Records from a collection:
>> BEGIN
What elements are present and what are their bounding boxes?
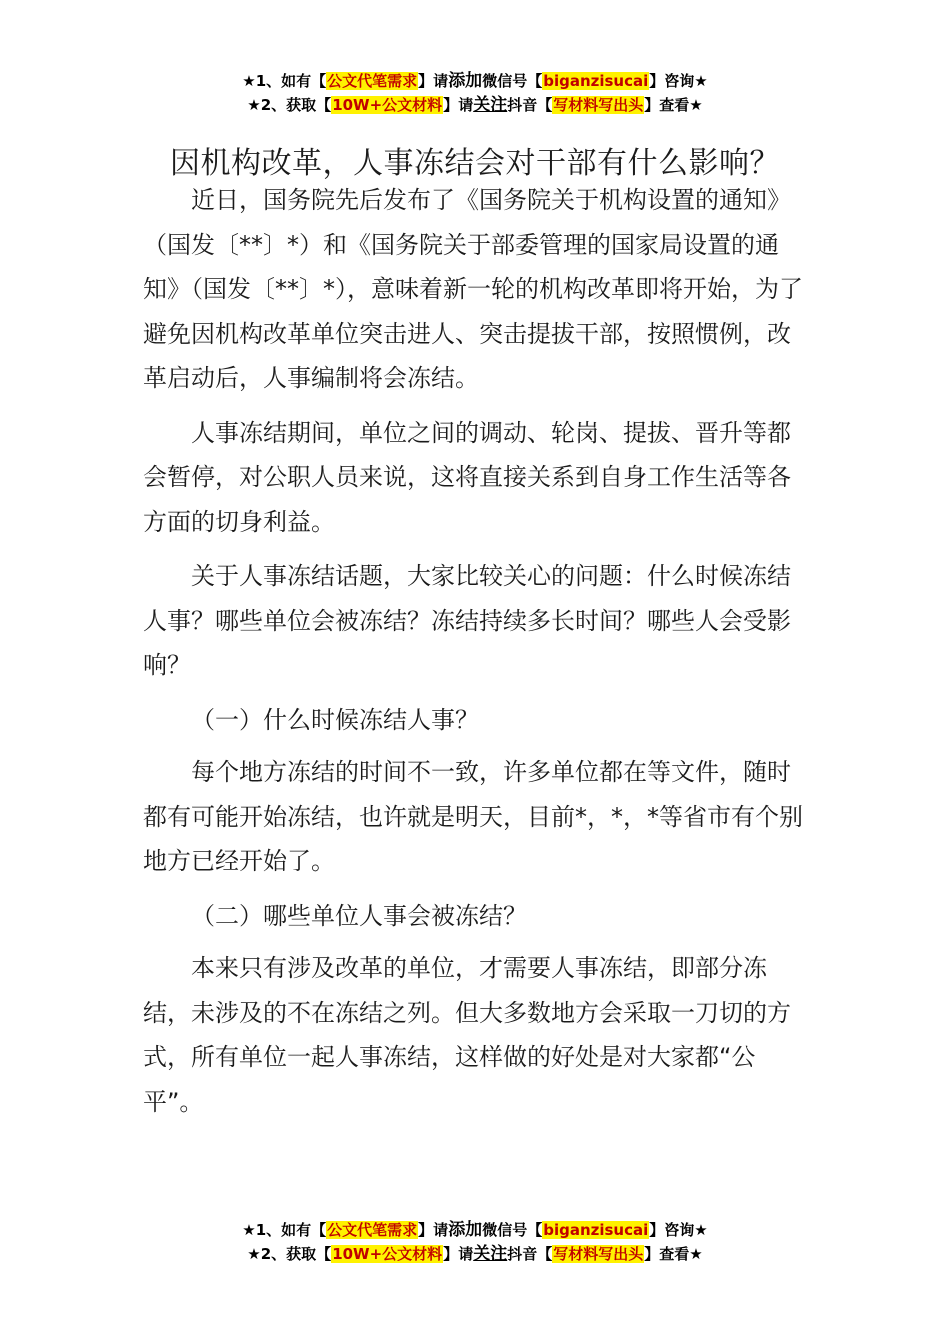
- banner-line-1: [0, 69, 950, 93]
- body-paragraph: 人事冻结期间，单位之间的调动、轮岗、提拔、晋升等都会暂停，对公职人员来说，这将直接关系到自身工作生活等各方面的切身利益。: [143, 418, 791, 536]
- footer-banner: [0, 1218, 950, 1266]
- banner-text: 】请: [418, 72, 449, 90]
- body-paragraph: 关于人事冻结话题，大家比较关心的问题：什么时候冻结人事？哪些单位会被冻结？冻结持续多长时间？哪些人会受影响？: [143, 562, 791, 679]
- banner-text: 】请: [418, 1221, 449, 1239]
- banner-emphasis: 添加: [448, 1220, 483, 1240]
- banner-text: ★1、如有【: [242, 72, 327, 90]
- banner-line-1: [0, 1218, 950, 1242]
- document-title: 因机构改革，人事冻结会对干部有什么影响？: [170, 146, 780, 182]
- banner-text: 】查看★: [644, 96, 703, 114]
- banner-highlight: 公文代笔需求: [327, 1221, 418, 1239]
- banner-text: 抖音【: [507, 1245, 553, 1263]
- body-paragraph: 近日，国务院先后发布了《国务院关于机构设置的通知》（国发〔**〕*）和《国务院关于部委管理的国家局设置的通知》（国发〔**〕*），意味着新一轮的机构改革即将开始，为了避免因机构改革单位突击进人、突击提拔干部，按照惯例，改革启动后，人事编制将会冻结。: [143, 186, 803, 392]
- banner-highlight: 写材料写出头: [553, 1245, 644, 1263]
- banner-line-2: [0, 93, 950, 117]
- banner-emphasis: 关注: [473, 1244, 508, 1264]
- banner-text: 微信号【: [482, 72, 543, 90]
- banner-highlight: 10W+公文材料: [332, 1245, 443, 1263]
- banner-highlight: 10W+公文材料: [332, 96, 443, 114]
- banner-highlight: biganzisucai: [543, 1221, 649, 1239]
- banner-text: ★2、获取【: [247, 1245, 332, 1263]
- header-banner: [0, 69, 950, 117]
- banner-emphasis: 添加: [448, 71, 483, 91]
- banner-text: 】请: [443, 96, 474, 114]
- banner-text: 】查看★: [644, 1245, 703, 1263]
- banner-text: 微信号【: [482, 1221, 543, 1239]
- banner-highlight: 公文代笔需求: [327, 72, 418, 90]
- banner-highlight: 写材料写出头: [553, 96, 644, 114]
- banner-emphasis: 关注: [473, 95, 508, 115]
- body-paragraph: 每个地方冻结的时间不一致，许多单位都在等文件，随时都有可能开始冻结，也许就是明天，目前*，*，*等省市有个别地方已经开始了。: [143, 758, 803, 875]
- section-heading: （一）什么时候冻结人事？: [191, 705, 479, 734]
- banner-line-2: [0, 1242, 950, 1266]
- section-heading: （二）哪些单位人事会被冻结？: [191, 901, 527, 930]
- banner-text: ★2、获取【: [247, 96, 332, 114]
- banner-text: ★1、如有【: [242, 1221, 327, 1239]
- banner-text: 】咨询★: [649, 72, 708, 90]
- body-paragraph: 本来只有涉及改革的单位，才需要人事冻结，即部分冻结，未涉及的不在冻结之列。但大多数地方会采取一刀切的方式，所有单位一起人事冻结，这样做的好处是对大家都“公平”。: [143, 954, 791, 1116]
- banner-highlight: biganzisucai: [543, 72, 649, 90]
- banner-text: 抖音【: [507, 96, 553, 114]
- document-body: [143, 178, 808, 1134]
- banner-text: 】咨询★: [649, 1221, 708, 1239]
- banner-text: 】请: [443, 1245, 474, 1263]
>> END
#### OBJECTIVE:
Reproduce every line of the material above exactly, leaving out the picture.

#### RESPONSE TO THIS EXERCISE:
What elements are present and what are their bounding boxes?
- banner-line-1: [0, 69, 950, 93]
- body-paragraph: 人事冻结期间，单位之间的调动、轮岗、提拔、晋升等都会暂停，对公职人员来说，这将直接关系到自身工作生活等各方面的切身利益。: [143, 418, 791, 536]
- footer-banner: [0, 1218, 950, 1266]
- banner-text: 】请: [418, 72, 449, 90]
- body-paragraph: 关于人事冻结话题，大家比较关心的问题：什么时候冻结人事？哪些单位会被冻结？冻结持续多长时间？哪些人会受影响？: [143, 562, 791, 679]
- banner-text: 】请: [418, 1221, 449, 1239]
- banner-emphasis: 添加: [448, 1220, 483, 1240]
- banner-text: ★1、如有【: [242, 72, 327, 90]
- banner-line-1: [0, 1218, 950, 1242]
- document-title: 因机构改革，人事冻结会对干部有什么影响？: [170, 146, 780, 182]
- banner-text: 】查看★: [644, 96, 703, 114]
- banner-highlight: 公文代笔需求: [327, 1221, 418, 1239]
- banner-text: 抖音【: [507, 1245, 553, 1263]
- body-paragraph: 近日，国务院先后发布了《国务院关于机构设置的通知》（国发〔**〕*）和《国务院关于部委管理的国家局设置的通知》（国发〔**〕*），意味着新一轮的机构改革即将开始，为了避免因机构改革单位突击进人、突击提拔干部，按照惯例，改革启动后，人事编制将会冻结。: [143, 186, 803, 392]
- banner-highlight: 写材料写出头: [553, 1245, 644, 1263]
- banner-line-2: [0, 93, 950, 117]
- banner-emphasis: 关注: [473, 1244, 508, 1264]
- banner-text: 微信号【: [482, 72, 543, 90]
- banner-highlight: 10W+公文材料: [332, 1245, 443, 1263]
- banner-highlight: 10W+公文材料: [332, 96, 443, 114]
- banner-highlight: biganzisucai: [543, 1221, 649, 1239]
- banner-text: ★2、获取【: [247, 1245, 332, 1263]
- header-banner: [0, 69, 950, 117]
- banner-emphasis: 添加: [448, 71, 483, 91]
- banner-text: 】请: [443, 96, 474, 114]
- banner-text: 】查看★: [644, 1245, 703, 1263]
- banner-text: 微信号【: [482, 1221, 543, 1239]
- banner-highlight: 公文代笔需求: [327, 72, 418, 90]
- banner-highlight: 写材料写出头: [553, 96, 644, 114]
- banner-emphasis: 关注: [473, 95, 508, 115]
- body-paragraph: 每个地方冻结的时间不一致，许多单位都在等文件，随时都有可能开始冻结，也许就是明天，目前*，*，*等省市有个别地方已经开始了。: [143, 758, 803, 875]
- section-heading: （一）什么时候冻结人事？: [191, 705, 479, 734]
- banner-line-2: [0, 1242, 950, 1266]
- section-heading: （二）哪些单位人事会被冻结？: [191, 901, 527, 930]
- banner-text: ★2、获取【: [247, 96, 332, 114]
- banner-text: ★1、如有【: [242, 1221, 327, 1239]
- banner-text: 】咨询★: [649, 72, 708, 90]
- body-paragraph: 本来只有涉及改革的单位，才需要人事冻结，即部分冻结，未涉及的不在冻结之列。但大多数地方会采取一刀切的方式，所有单位一起人事冻结，这样做的好处是对大家都“公平”。: [143, 954, 791, 1116]
- banner-highlight: biganzisucai: [543, 72, 649, 90]
- banner-text: 抖音【: [507, 96, 553, 114]
- document-body: [143, 178, 808, 1134]
- banner-text: 】咨询★: [649, 1221, 708, 1239]
- banner-text: 】请: [443, 1245, 474, 1263]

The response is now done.